[Collected data]

------------------------------

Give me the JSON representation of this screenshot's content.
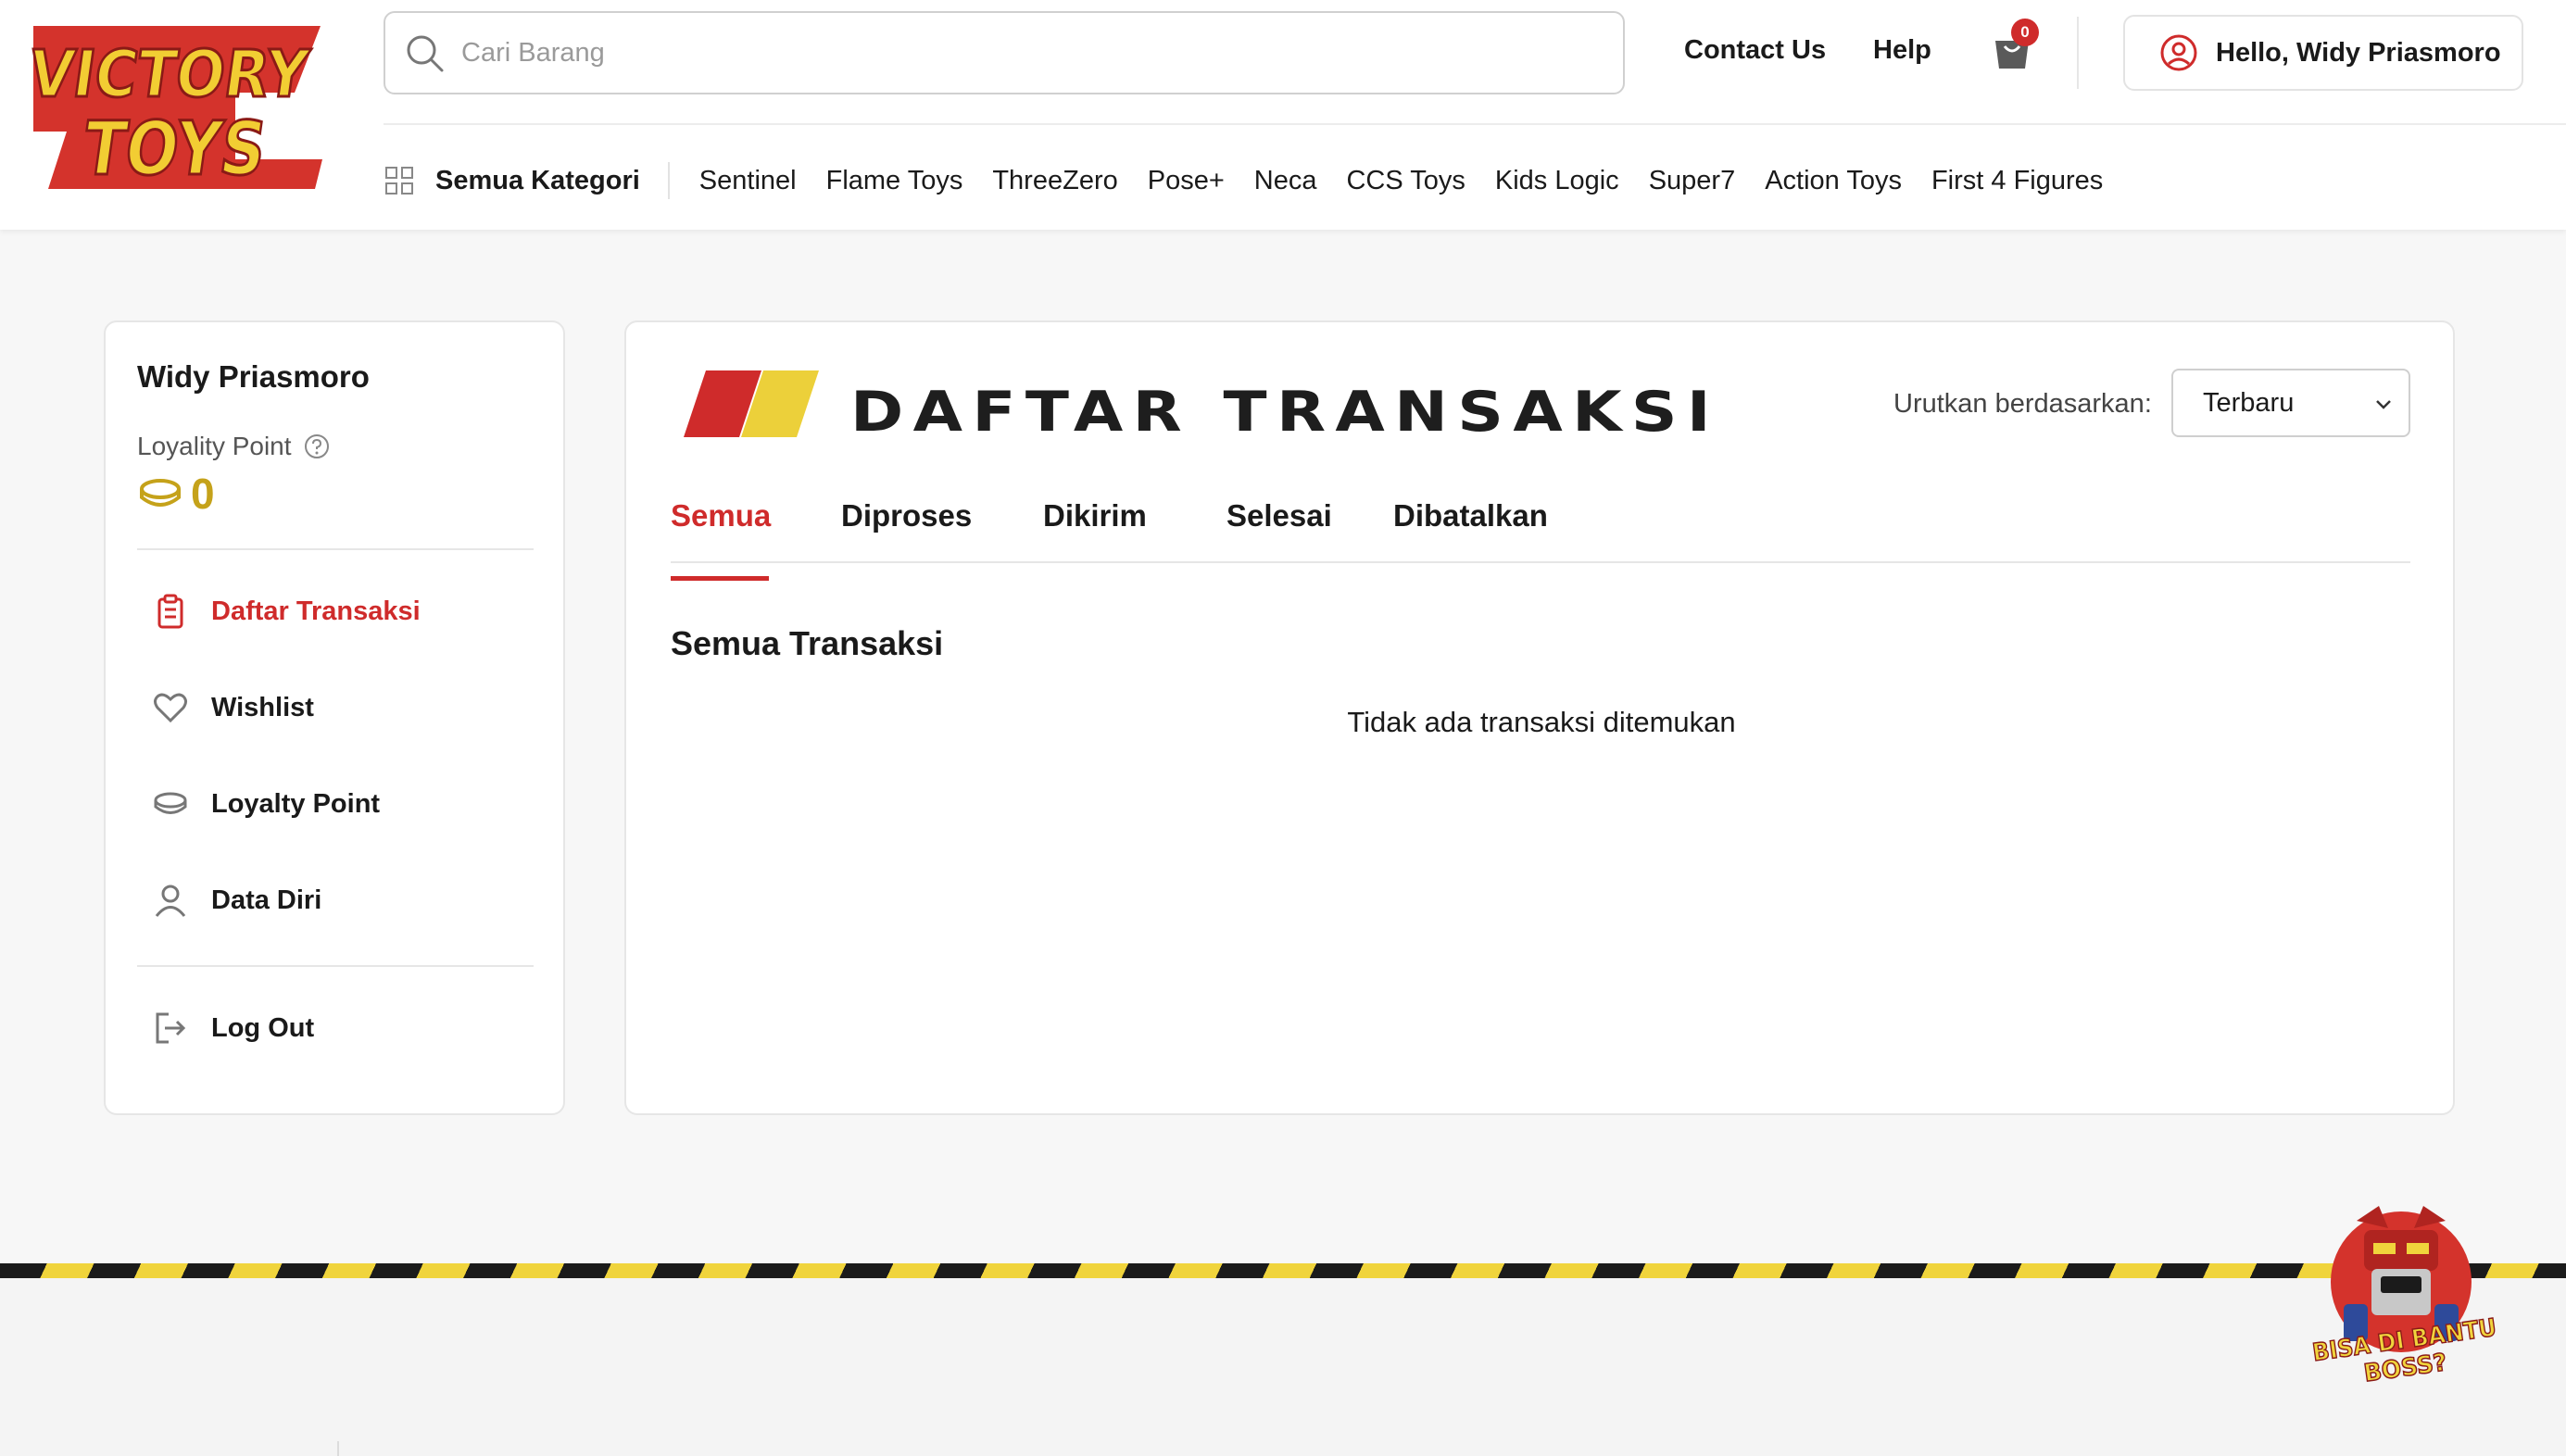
{
  "brand": {
    "logo_line1": "VICTORY",
    "logo_line2": "TOYS"
  },
  "header": {
    "search_placeholder": "Cari Barang",
    "contact_label": "Contact Us",
    "help_label": "Help",
    "cart_count": "0",
    "user_greeting": "Hello, Widy Priasmoro"
  },
  "categories": {
    "all_label": "Semua Kategori",
    "items": [
      "Sentinel",
      "Flame Toys",
      "ThreeZero",
      "Pose+",
      "Neca",
      "CCS Toys",
      "Kids Logic",
      "Super7",
      "Action Toys",
      "First 4 Figures"
    ]
  },
  "sidebar": {
    "user_name": "Widy Priasmoro",
    "loyalty_label": "Loyality Point",
    "loyalty_value": "0",
    "menu": [
      {
        "label": "Daftar Transaksi",
        "icon": "clipboard-icon",
        "active": true
      },
      {
        "label": "Wishlist",
        "icon": "heart-icon",
        "active": false
      },
      {
        "label": "Loyalty Point",
        "icon": "coin-icon",
        "active": false
      },
      {
        "label": "Data Diri",
        "icon": "user-icon",
        "active": false
      }
    ],
    "logout_label": "Log Out"
  },
  "main": {
    "title": "DAFTAR TRANSAKSI",
    "sort_label": "Urutkan berdasarkan:",
    "sort_value": "Terbaru",
    "tabs": [
      "Semua",
      "Diproses",
      "Dikirim",
      "Selesai",
      "Dibatalkan"
    ],
    "active_tab": 0,
    "section_title": "Semua Transaksi",
    "empty_message": "Tidak ada transaksi ditemukan"
  },
  "mascot": {
    "line1": "BISA DI BANTU",
    "line2": "BOSS?"
  },
  "colors": {
    "accent_red": "#cf2b2b",
    "accent_yellow": "#f0d43c",
    "coin_gold": "#c5a21a",
    "hazard_black": "#1b1b1b"
  }
}
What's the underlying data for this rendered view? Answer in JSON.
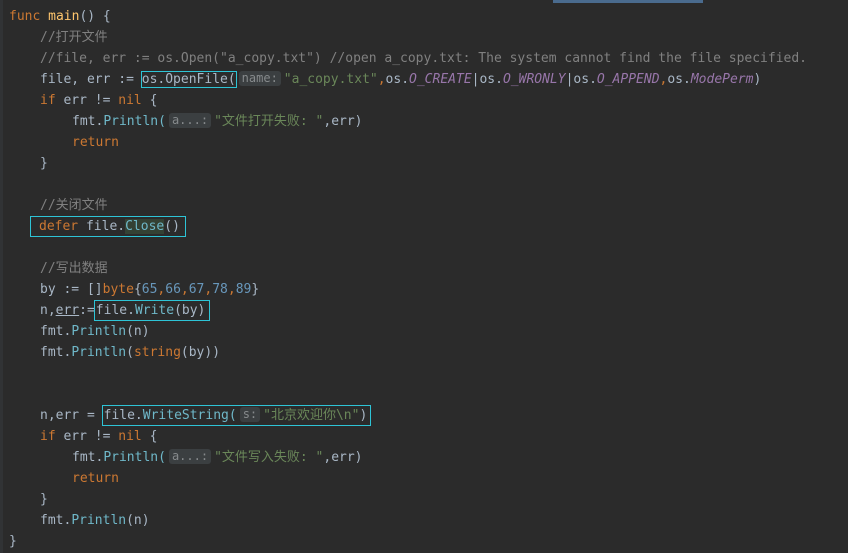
{
  "editor": {
    "lines": {
      "l1": {
        "kw": "func",
        "name": "main",
        "rest": "() {"
      },
      "l2": {
        "comment": "//打开文件"
      },
      "l3": {
        "comment": "//file, err := os.Open(\"a_copy.txt\") //open a_copy.txt: The system cannot find the file specified."
      },
      "l4": {
        "p1": "file, err := ",
        "call": "os.OpenFile(",
        "hint": "name:",
        "arg1": "\"a_copy.txt\"",
        "c1": ",",
        "os1": "os.",
        "k1": "O_CREATE",
        "bar1": "|",
        "os2": "os.",
        "k2": "O_WRONLY",
        "bar2": "|",
        "os3": "os.",
        "k3": "O_APPEND",
        "c2": ",",
        "os4": "os.",
        "k4": "ModePerm",
        "end": ")"
      },
      "l5": {
        "kw": "if",
        "rest": " err != ",
        "nil": "nil",
        "brace": " {"
      },
      "l6": {
        "pkg": "fmt.",
        "fn": "Println(",
        "hint": "a...:",
        "str": "\"文件打开失败: \"",
        "rest": ",err)"
      },
      "l7": {
        "kw": "return"
      },
      "l8": {
        "brace": "}"
      },
      "l10": {
        "comment": "//关闭文件"
      },
      "l11": {
        "kw": "defer",
        "obj": " file.",
        "fn": "Close",
        "end": "()"
      },
      "l13": {
        "comment": "//写出数据"
      },
      "l14": {
        "p1": "by := []",
        "typ": "byte",
        "b1": "{",
        "n1": "65",
        "c1": ",",
        "n2": "66",
        "c2": ",",
        "n3": "67",
        "c3": ",",
        "n4": "78",
        "c4": ",",
        "n5": "89",
        "b2": "}"
      },
      "l15": {
        "p1": "n,",
        "err": "err",
        "p2": ":=",
        "obj": "file.",
        "fn": "Write",
        "end": "(by)"
      },
      "l16": {
        "pkg": "fmt.",
        "fn": "Println",
        "end": "(n)"
      },
      "l17": {
        "pkg": "fmt.",
        "fn": "Println",
        "p1": "(",
        "typ": "string",
        "end": "(by))"
      },
      "l20": {
        "p1": "n,err = ",
        "obj": "file.",
        "fn": "WriteString(",
        "hint": "s:",
        "str": "\"北京欢迎你\\n\"",
        "end": ")"
      },
      "l21": {
        "kw": "if",
        "rest": " err != ",
        "nil": "nil",
        "brace": " {"
      },
      "l22": {
        "pkg": "fmt.",
        "fn": "Println(",
        "hint": "a...:",
        "str": "\"文件写入失败: \"",
        "rest": ",err)"
      },
      "l23": {
        "kw": "return"
      },
      "l24": {
        "brace": "}"
      },
      "l25": {
        "pkg": "fmt.",
        "fn": "Println",
        "end": "(n)"
      },
      "l26": {
        "brace": "}"
      }
    }
  },
  "colors": {
    "background": "#2b2b2b",
    "keyword": "#cc7832",
    "string": "#6a8759",
    "comment": "#808080",
    "number": "#6897bb",
    "highlight_box": "#2ec4d6"
  }
}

------------------------------

Word for word, quote the full listing, omitting every picture.

Reply to the exercise:
Give me the JSON representation of this screenshot's content.
{
  "brand": {
    "logo_line1": "VICTORY",
    "logo_line2": "TOYS"
  },
  "header": {
    "search_placeholder": "Cari Barang",
    "contact_label": "Contact Us",
    "help_label": "Help",
    "cart_count": "0",
    "user_greeting": "Hello, Widy Priasmoro"
  },
  "categories": {
    "all_label": "Semua Kategori",
    "items": [
      "Sentinel",
      "Flame Toys",
      "ThreeZero",
      "Pose+",
      "Neca",
      "CCS Toys",
      "Kids Logic",
      "Super7",
      "Action Toys",
      "First 4 Figures"
    ]
  },
  "sidebar": {
    "user_name": "Widy Priasmoro",
    "loyalty_label": "Loyality Point",
    "loyalty_value": "0",
    "menu": [
      {
        "label": "Daftar Transaksi",
        "icon": "clipboard-icon",
        "active": true
      },
      {
        "label": "Wishlist",
        "icon": "heart-icon",
        "active": false
      },
      {
        "label": "Loyalty Point",
        "icon": "coin-icon",
        "active": false
      },
      {
        "label": "Data Diri",
        "icon": "user-icon",
        "active": false
      }
    ],
    "logout_label": "Log Out"
  },
  "main": {
    "title": "DAFTAR TRANSAKSI",
    "sort_label": "Urutkan berdasarkan:",
    "sort_value": "Terbaru",
    "tabs": [
      "Semua",
      "Diproses",
      "Dikirim",
      "Selesai",
      "Dibatalkan"
    ],
    "active_tab": 0,
    "section_title": "Semua Transaksi",
    "empty_message": "Tidak ada transaksi ditemukan"
  },
  "mascot": {
    "line1": "BISA DI BANTU",
    "line2": "BOSS?"
  },
  "colors": {
    "accent_red": "#cf2b2b",
    "accent_yellow": "#f0d43c",
    "coin_gold": "#c5a21a",
    "hazard_black": "#1b1b1b"
  }
}
What's the underlying data for this rendered view? Answer in JSON.
{
  "editor": {
    "lines": {
      "l1": {
        "kw": "func",
        "name": "main",
        "rest": "() {"
      },
      "l2": {
        "comment": "//打开文件"
      },
      "l3": {
        "comment": "//file, err := os.Open(\"a_copy.txt\") //open a_copy.txt: The system cannot find the file specified."
      },
      "l4": {
        "p1": "file, err := ",
        "call": "os.OpenFile(",
        "hint": "name:",
        "arg1": "\"a_copy.txt\"",
        "c1": ",",
        "os1": "os.",
        "k1": "O_CREATE",
        "bar1": "|",
        "os2": "os.",
        "k2": "O_WRONLY",
        "bar2": "|",
        "os3": "os.",
        "k3": "O_APPEND",
        "c2": ",",
        "os4": "os.",
        "k4": "ModePerm",
        "end": ")"
      },
      "l5": {
        "kw": "if",
        "rest": " err != ",
        "nil": "nil",
        "brace": " {"
      },
      "l6": {
        "pkg": "fmt.",
        "fn": "Println(",
        "hint": "a...:",
        "str": "\"文件打开失败: \"",
        "rest": ",err)"
      },
      "l7": {
        "kw": "return"
      },
      "l8": {
        "brace": "}"
      },
      "l10": {
        "comment": "//关闭文件"
      },
      "l11": {
        "kw": "defer",
        "obj": " file.",
        "fn": "Close",
        "end": "()"
      },
      "l13": {
        "comment": "//写出数据"
      },
      "l14": {
        "p1": "by := []",
        "typ": "byte",
        "b1": "{",
        "n1": "65",
        "c1": ",",
        "n2": "66",
        "c2": ",",
        "n3": "67",
        "c3": ",",
        "n4": "78",
        "c4": ",",
        "n5": "89",
        "b2": "}"
      },
      "l15": {
        "p1": "n,",
        "err": "err",
        "p2": ":=",
        "obj": "file.",
        "fn": "Write",
        "end": "(by)"
      },
      "l16": {
        "pkg": "fmt.",
        "fn": "Println",
        "end": "(n)"
      },
      "l17": {
        "pkg": "fmt.",
        "fn": "Println",
        "p1": "(",
        "typ": "string",
        "end": "(by))"
      },
      "l20": {
        "p1": "n,err = ",
        "obj": "file.",
        "fn": "WriteString(",
        "hint": "s:",
        "str": "\"北京欢迎你\\n\"",
        "end": ")"
      },
      "l21": {
        "kw": "if",
        "rest": " err != ",
        "nil": "nil",
        "brace": " {"
      },
      "l22": {
        "pkg": "fmt.",
        "fn": "Println(",
        "hint": "a...:",
        "str": "\"文件写入失败: \"",
        "rest": ",err)"
      },
      "l23": {
        "kw": "return"
      },
      "l24": {
        "brace": "}"
      },
      "l25": {
        "pkg": "fmt.",
        "fn": "Println",
        "end": "(n)"
      },
      "l26": {
        "brace": "}"
      }
    }
  },
  "colors": {
    "background": "#2b2b2b",
    "keyword": "#cc7832",
    "string": "#6a8759",
    "comment": "#808080",
    "number": "#6897bb",
    "highlight_box": "#2ec4d6"
  }
}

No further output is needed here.